(Figure content listings)
[START]

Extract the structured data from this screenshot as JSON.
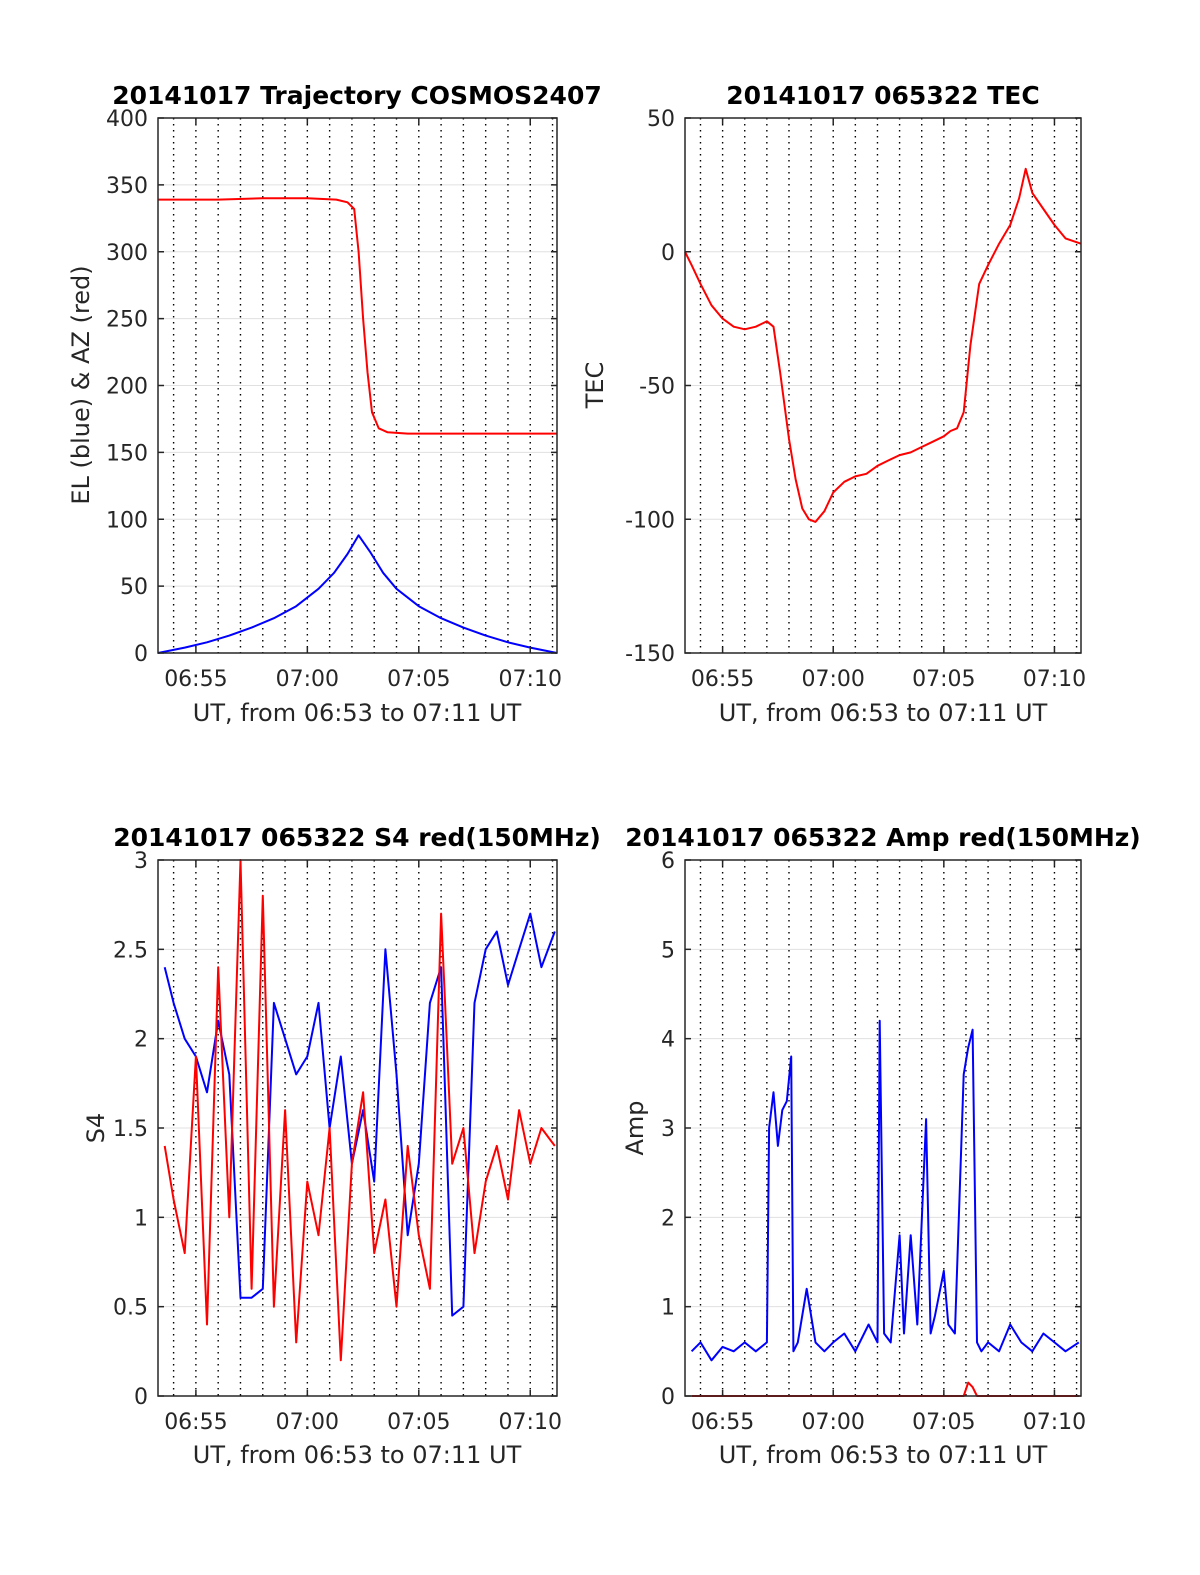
{
  "colors": {
    "red": "#ff0000",
    "blue": "#0000ff",
    "axis": "#262626",
    "grid": "#e0e0e0",
    "vgrid": "#000000"
  },
  "chart_data": [
    {
      "id": "trajectory",
      "type": "line",
      "title": "20141017 Trajectory COSMOS2407",
      "xlabel": "UT, from 06:53 to 07:11 UT",
      "ylabel": "EL (blue) & AZ (red)",
      "xlim_minutes": [
        413.3,
        431.2
      ],
      "ylim": [
        0,
        400
      ],
      "yticks": [
        0,
        50,
        100,
        150,
        200,
        250,
        300,
        350,
        400
      ],
      "xticks": [
        {
          "value": 415,
          "label": "06:55"
        },
        {
          "value": 420,
          "label": "07:00"
        },
        {
          "value": 425,
          "label": "07:05"
        },
        {
          "value": 430,
          "label": "07:10"
        }
      ],
      "grid": "dotted minute lines, light horizontal lines",
      "series": [
        {
          "color": "red",
          "x": [
            413.3,
            416.0,
            418.0,
            420.0,
            421.3,
            421.8,
            422.1,
            422.3,
            422.5,
            422.7,
            422.9,
            423.2,
            423.6,
            424.5,
            426.0,
            428.0,
            431.2
          ],
          "y": [
            339,
            339,
            340,
            340,
            339,
            337,
            332,
            300,
            250,
            210,
            180,
            168,
            165,
            164,
            164,
            164,
            164
          ]
        },
        {
          "color": "blue",
          "x": [
            413.3,
            414.5,
            415.5,
            416.5,
            417.5,
            418.5,
            419.5,
            420.5,
            421.2,
            421.8,
            422.3,
            422.8,
            423.4,
            424.0,
            425.0,
            426.0,
            427.0,
            428.0,
            429.0,
            430.0,
            431.2
          ],
          "y": [
            0,
            4,
            8,
            13,
            19,
            26,
            35,
            48,
            60,
            74,
            88,
            76,
            60,
            48,
            35,
            26,
            19,
            13,
            8,
            4,
            0
          ]
        }
      ]
    },
    {
      "id": "tec",
      "type": "line",
      "title": "20141017 065322 TEC",
      "xlabel": "UT, from 06:53 to 07:11 UT",
      "ylabel": "TEC",
      "xlim_minutes": [
        413.3,
        431.2
      ],
      "ylim": [
        -150,
        50
      ],
      "yticks": [
        -150,
        -100,
        -50,
        0,
        50
      ],
      "xticks": [
        {
          "value": 415,
          "label": "06:55"
        },
        {
          "value": 420,
          "label": "07:00"
        },
        {
          "value": 425,
          "label": "07:05"
        },
        {
          "value": 430,
          "label": "07:10"
        }
      ],
      "grid": "dotted minute lines, light horizontal lines",
      "series": [
        {
          "color": "red",
          "x": [
            413.3,
            413.6,
            414.0,
            414.5,
            415.0,
            415.5,
            416.0,
            416.5,
            417.0,
            417.3,
            417.6,
            418.0,
            418.3,
            418.6,
            418.9,
            419.2,
            419.6,
            420.0,
            420.5,
            421.0,
            421.5,
            422.0,
            422.5,
            423.0,
            423.5,
            424.0,
            424.5,
            425.0,
            425.3,
            425.6,
            425.9,
            426.2,
            426.6,
            427.0,
            427.5,
            428.0,
            428.4,
            428.7,
            429.0,
            429.5,
            430.0,
            430.5,
            431.2
          ],
          "y": [
            0,
            -5,
            -12,
            -20,
            -25,
            -28,
            -29,
            -28,
            -26,
            -28,
            -45,
            -70,
            -85,
            -96,
            -100,
            -101,
            -97,
            -90,
            -86,
            -84,
            -83,
            -80,
            -78,
            -76,
            -75,
            -73,
            -71,
            -69,
            -67,
            -66,
            -60,
            -35,
            -12,
            -5,
            3,
            10,
            20,
            31,
            22,
            16,
            10,
            5,
            3
          ]
        }
      ]
    },
    {
      "id": "s4",
      "type": "line",
      "title": "20141017 065322 S4 red(150MHz)",
      "xlabel": "UT, from 06:53 to 07:11 UT",
      "ylabel": "S4",
      "xlim_minutes": [
        413.3,
        431.2
      ],
      "ylim": [
        0,
        3
      ],
      "yticks": [
        0,
        0.5,
        1,
        1.5,
        2,
        2.5,
        3
      ],
      "ytick_labels": [
        "0",
        "0.5",
        "1",
        "1.5",
        "2",
        "2.5",
        "3"
      ],
      "xticks": [
        {
          "value": 415,
          "label": "06:55"
        },
        {
          "value": 420,
          "label": "07:00"
        },
        {
          "value": 425,
          "label": "07:05"
        },
        {
          "value": 430,
          "label": "07:10"
        }
      ],
      "grid": "dotted minute lines, light horizontal lines",
      "series": [
        {
          "color": "blue",
          "x": [
            413.6,
            414.0,
            414.5,
            415.0,
            415.5,
            416.0,
            416.5,
            417.0,
            417.5,
            418.0,
            418.5,
            419.0,
            419.5,
            420.0,
            420.5,
            421.0,
            421.5,
            422.0,
            422.5,
            423.0,
            423.5,
            424.0,
            424.5,
            425.0,
            425.5,
            426.0,
            426.5,
            427.0,
            427.5,
            428.0,
            428.5,
            429.0,
            429.5,
            430.0,
            430.5,
            431.1
          ],
          "y": [
            2.4,
            2.2,
            2.0,
            1.9,
            1.7,
            2.1,
            1.8,
            0.55,
            0.55,
            0.6,
            2.2,
            2.0,
            1.8,
            1.9,
            2.2,
            1.5,
            1.9,
            1.3,
            1.6,
            1.2,
            2.5,
            1.8,
            0.9,
            1.3,
            2.2,
            2.4,
            0.45,
            0.5,
            2.2,
            2.5,
            2.6,
            2.3,
            2.5,
            2.7,
            2.4,
            2.6
          ]
        },
        {
          "color": "red",
          "x": [
            413.6,
            414.0,
            414.5,
            415.0,
            415.5,
            416.0,
            416.5,
            417.0,
            417.5,
            418.0,
            418.5,
            419.0,
            419.5,
            420.0,
            420.5,
            421.0,
            421.5,
            422.0,
            422.5,
            423.0,
            423.5,
            424.0,
            424.5,
            425.0,
            425.5,
            426.0,
            426.5,
            427.0,
            427.5,
            428.0,
            428.5,
            429.0,
            429.5,
            430.0,
            430.5,
            431.1
          ],
          "y": [
            1.4,
            1.1,
            0.8,
            1.9,
            0.4,
            2.4,
            1.0,
            3.0,
            0.6,
            2.8,
            0.5,
            1.6,
            0.3,
            1.2,
            0.9,
            1.5,
            0.2,
            1.3,
            1.7,
            0.8,
            1.1,
            0.5,
            1.4,
            0.9,
            0.6,
            2.7,
            1.3,
            1.5,
            0.8,
            1.2,
            1.4,
            1.1,
            1.6,
            1.3,
            1.5,
            1.4
          ]
        }
      ]
    },
    {
      "id": "amp",
      "type": "line",
      "title": "20141017 065322 Amp red(150MHz)",
      "xlabel": "UT, from 06:53 to 07:11 UT",
      "ylabel": "Amp",
      "xlim_minutes": [
        413.3,
        431.2
      ],
      "ylim": [
        0,
        6
      ],
      "yticks": [
        0,
        1,
        2,
        3,
        4,
        5,
        6
      ],
      "xticks": [
        {
          "value": 415,
          "label": "06:55"
        },
        {
          "value": 420,
          "label": "07:00"
        },
        {
          "value": 425,
          "label": "07:05"
        },
        {
          "value": 430,
          "label": "07:10"
        }
      ],
      "grid": "dotted minute lines, light horizontal lines",
      "series": [
        {
          "color": "blue",
          "x": [
            413.6,
            414.0,
            414.5,
            415.0,
            415.5,
            416.0,
            416.5,
            417.0,
            417.1,
            417.3,
            417.5,
            417.7,
            417.9,
            418.1,
            418.2,
            418.4,
            418.8,
            419.2,
            419.6,
            420.0,
            420.5,
            421.0,
            421.6,
            422.0,
            422.1,
            422.3,
            422.6,
            423.0,
            423.2,
            423.5,
            423.8,
            424.2,
            424.4,
            424.6,
            425.0,
            425.2,
            425.5,
            425.9,
            426.1,
            426.3,
            426.5,
            426.7,
            427.0,
            427.5,
            428.0,
            428.5,
            429.0,
            429.5,
            430.0,
            430.5,
            431.1
          ],
          "y": [
            0.5,
            0.6,
            0.4,
            0.55,
            0.5,
            0.6,
            0.5,
            0.6,
            3.0,
            3.4,
            2.8,
            3.2,
            3.3,
            3.8,
            0.5,
            0.6,
            1.2,
            0.6,
            0.5,
            0.6,
            0.7,
            0.5,
            0.8,
            0.6,
            4.2,
            0.7,
            0.6,
            1.8,
            0.7,
            1.8,
            0.8,
            3.1,
            0.7,
            0.9,
            1.4,
            0.8,
            0.7,
            3.6,
            3.9,
            4.1,
            0.6,
            0.5,
            0.6,
            0.5,
            0.8,
            0.6,
            0.5,
            0.7,
            0.6,
            0.5,
            0.6
          ]
        },
        {
          "color": "red",
          "x": [
            413.6,
            420.0,
            425.9,
            426.1,
            426.3,
            426.5,
            431.1
          ],
          "y": [
            0.0,
            0.0,
            0.0,
            0.15,
            0.1,
            0.0,
            0.0
          ]
        }
      ]
    }
  ]
}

[END]

**Given task:** Extract each line from the entries above that contains the string "title".

**Written response:**
      "title": "20141017 Trajectory COSMOS2407",
      "title": "20141017 065322 TEC",
      "title": "20141017 065322 S4 red(150MHz)",
      "title": "20141017 065322 Amp red(150MHz)",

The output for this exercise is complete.